• **WHAT IS REQUIRED**: Report the number of lines containing "points", with no other words.

Records
>>>
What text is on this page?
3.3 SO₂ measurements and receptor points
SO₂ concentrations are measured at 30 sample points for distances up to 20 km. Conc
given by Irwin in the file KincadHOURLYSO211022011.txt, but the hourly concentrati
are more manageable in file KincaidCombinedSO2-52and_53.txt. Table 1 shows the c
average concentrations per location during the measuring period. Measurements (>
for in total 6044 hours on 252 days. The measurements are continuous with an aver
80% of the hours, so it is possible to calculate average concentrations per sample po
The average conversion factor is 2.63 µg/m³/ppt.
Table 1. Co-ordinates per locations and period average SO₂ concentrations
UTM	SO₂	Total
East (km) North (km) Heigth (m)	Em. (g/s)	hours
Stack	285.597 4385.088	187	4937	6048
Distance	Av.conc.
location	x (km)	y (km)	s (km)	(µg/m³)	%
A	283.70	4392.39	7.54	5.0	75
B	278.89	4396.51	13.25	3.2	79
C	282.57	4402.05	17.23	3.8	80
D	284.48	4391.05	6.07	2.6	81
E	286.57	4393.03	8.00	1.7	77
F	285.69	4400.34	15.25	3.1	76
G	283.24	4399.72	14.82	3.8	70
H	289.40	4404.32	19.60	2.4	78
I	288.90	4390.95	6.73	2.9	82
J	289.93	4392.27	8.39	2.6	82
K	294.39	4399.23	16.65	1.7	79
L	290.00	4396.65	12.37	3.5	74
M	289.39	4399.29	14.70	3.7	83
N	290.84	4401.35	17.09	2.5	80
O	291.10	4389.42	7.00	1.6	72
<<<
>>>
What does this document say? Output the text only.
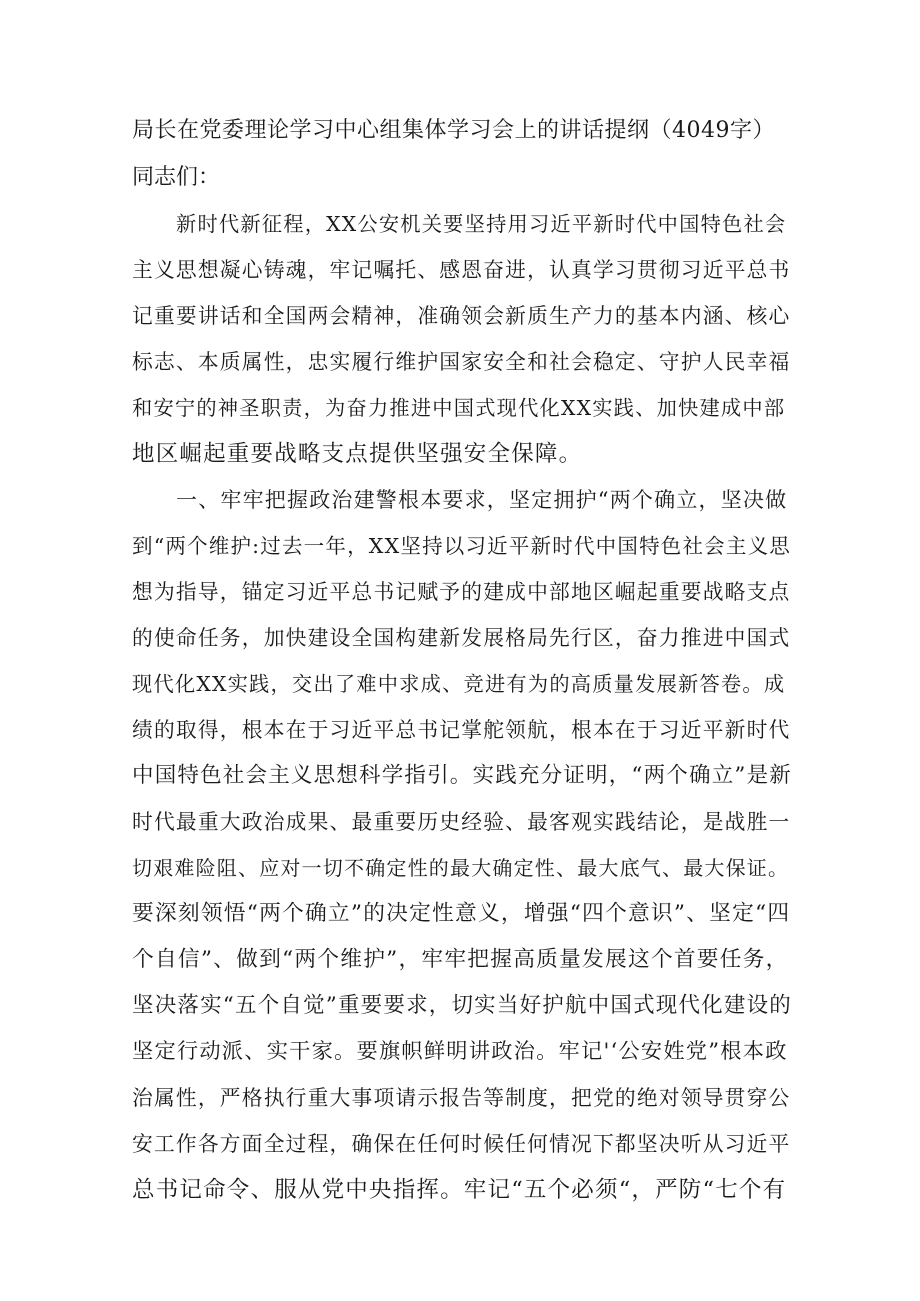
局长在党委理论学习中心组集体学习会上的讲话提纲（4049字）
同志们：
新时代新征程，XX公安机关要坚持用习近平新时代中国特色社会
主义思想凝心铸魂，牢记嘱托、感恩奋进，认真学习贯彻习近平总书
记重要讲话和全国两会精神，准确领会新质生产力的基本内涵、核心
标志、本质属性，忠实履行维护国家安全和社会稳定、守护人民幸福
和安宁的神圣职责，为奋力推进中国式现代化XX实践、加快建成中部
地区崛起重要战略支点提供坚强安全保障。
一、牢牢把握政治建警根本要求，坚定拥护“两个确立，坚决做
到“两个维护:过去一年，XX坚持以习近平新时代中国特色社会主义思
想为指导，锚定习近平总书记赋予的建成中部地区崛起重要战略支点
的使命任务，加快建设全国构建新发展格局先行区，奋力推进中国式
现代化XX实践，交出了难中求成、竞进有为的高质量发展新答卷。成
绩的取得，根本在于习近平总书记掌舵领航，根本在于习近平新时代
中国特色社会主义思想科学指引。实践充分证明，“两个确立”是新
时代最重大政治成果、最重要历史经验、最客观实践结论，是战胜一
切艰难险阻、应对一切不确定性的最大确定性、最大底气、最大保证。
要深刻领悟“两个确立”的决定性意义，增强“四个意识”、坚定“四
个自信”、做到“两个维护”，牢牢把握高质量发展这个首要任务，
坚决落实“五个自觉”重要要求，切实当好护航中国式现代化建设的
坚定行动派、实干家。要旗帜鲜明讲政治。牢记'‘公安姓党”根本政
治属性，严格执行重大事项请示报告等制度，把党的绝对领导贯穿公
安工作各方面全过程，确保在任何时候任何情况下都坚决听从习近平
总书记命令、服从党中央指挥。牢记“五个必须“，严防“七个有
<<<
>>>
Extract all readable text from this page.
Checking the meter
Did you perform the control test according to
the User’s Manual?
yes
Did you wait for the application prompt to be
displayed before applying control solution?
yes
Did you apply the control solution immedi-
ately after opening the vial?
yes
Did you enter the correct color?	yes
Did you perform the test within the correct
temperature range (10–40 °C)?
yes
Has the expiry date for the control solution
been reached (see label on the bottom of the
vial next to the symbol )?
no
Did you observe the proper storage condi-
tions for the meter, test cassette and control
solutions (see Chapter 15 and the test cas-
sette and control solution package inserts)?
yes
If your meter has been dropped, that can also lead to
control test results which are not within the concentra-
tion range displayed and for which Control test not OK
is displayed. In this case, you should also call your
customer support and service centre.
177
<<<
• **OUTPUT FOR THIS EXERCISE**: 2